CHALLENGE: Your task is to repeat the entries word for word while leaving out the pictures.

Data entries:
-- Begin --

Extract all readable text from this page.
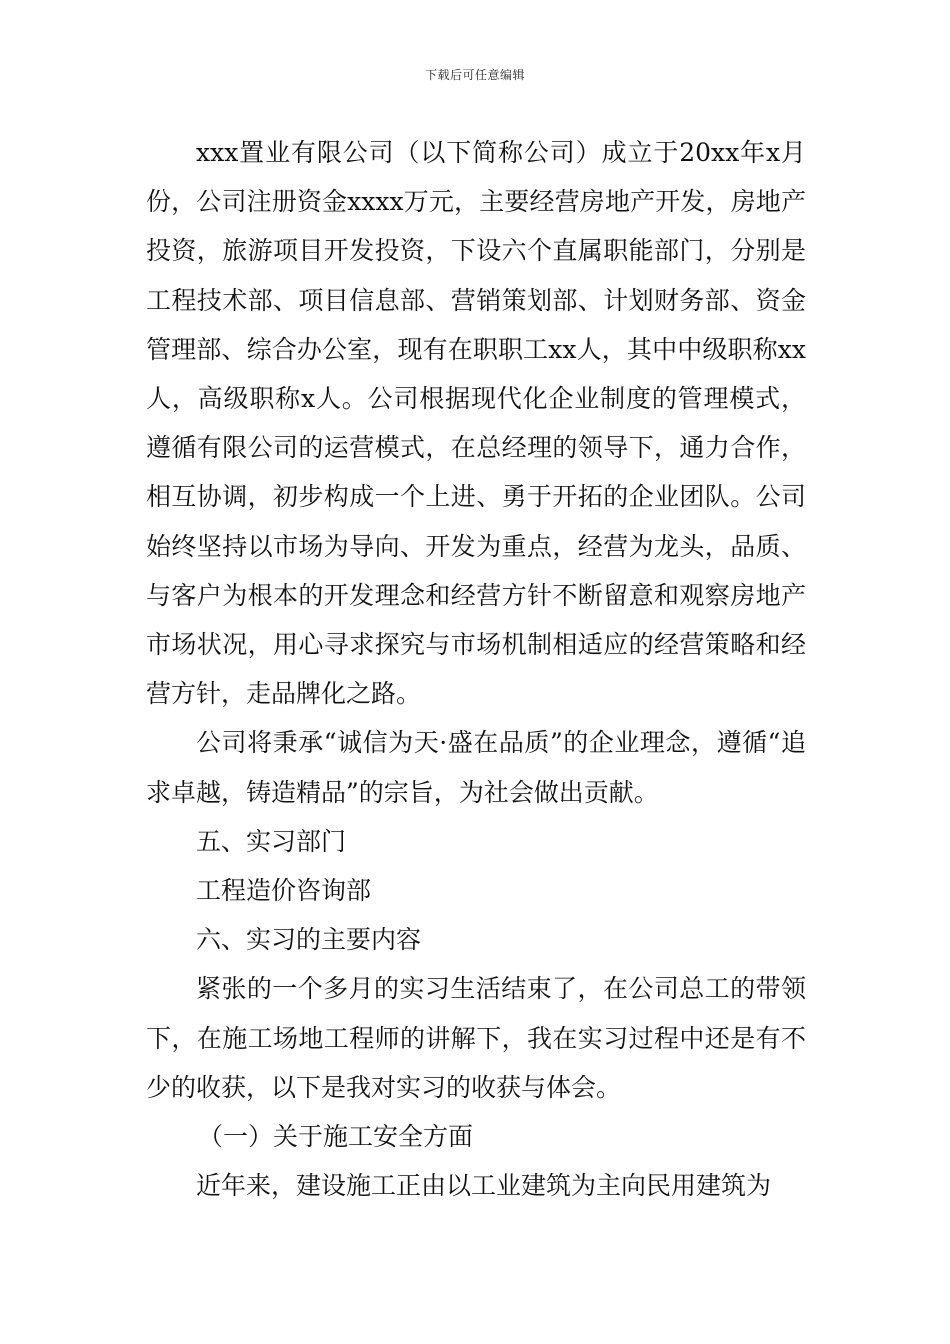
下载后可任意编辑

xxx置业有限公司（以下简称公司）成立于20xx年x月份，公司注册资金xxxx万元，主要经营房地产开发，房地产投资，旅游项目开发投资，下设六个直属职能部门，分别是工程技术部、项目信息部、营销策划部、计划财务部、资金管理部、综合办公室，现有在职职工xx人，其中中级职称xx人，高级职称x人。公司根据现代化企业制度的管理模式，遵循有限公司的运营模式，在总经理的领导下，通力合作，相互协调，初步构成一个上进、勇于开拓的企业团队。公司始终坚持以市场为导向、开发为重点，经营为龙头，品质、与客户为根本的开发理念和经营方针不断留意和观察房地产市场状况，用心寻求探究与市场机制相适应的经营策略和经营方针，走品牌化之路。

公司将秉承“诚信为天·盛在品质”的企业理念，遵循“追求卓越，铸造精品”的宗旨，为社会做出贡献。

五、实习部门

工程造价咨询部

六、实习的主要内容

紧张的一个多月的实习生活结束了，在公司总工的带领下，在施工场地工程师的讲解下，我在实习过程中还是有不少的收获，以下是我对实习的收获与体会。

（一）关于施工安全方面

近年来，建设施工正由以工业建筑为主向民用建筑为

-- End --

PROBLEM SOLUTION:
Extract all readable text from this page.
下载后可任意编辑

xxx置业有限公司（以下简称公司）成立于20xx年x月份，公司注册资金xxxx万元，主要经营房地产开发，房地产投资，旅游项目开发投资，下设六个直属职能部门，分别是工程技术部、项目信息部、营销策划部、计划财务部、资金管理部、综合办公室，现有在职职工xx人，其中中级职称xx人，高级职称x人。公司根据现代化企业制度的管理模式，遵循有限公司的运营模式，在总经理的领导下，通力合作，相互协调，初步构成一个上进、勇于开拓的企业团队。公司始终坚持以市场为导向、开发为重点，经营为龙头，品质、与客户为根本的开发理念和经营方针不断留意和观察房地产市场状况，用心寻求探究与市场机制相适应的经营策略和经营方针，走品牌化之路。

公司将秉承“诚信为天·盛在品质”的企业理念，遵循“追求卓越，铸造精品”的宗旨，为社会做出贡献。

五、实习部门

工程造价咨询部

六、实习的主要内容

紧张的一个多月的实习生活结束了，在公司总工的带领下，在施工场地工程师的讲解下，我在实习过程中还是有不少的收获，以下是我对实习的收获与体会。

（一）关于施工安全方面

近年来，建设施工正由以工业建筑为主向民用建筑为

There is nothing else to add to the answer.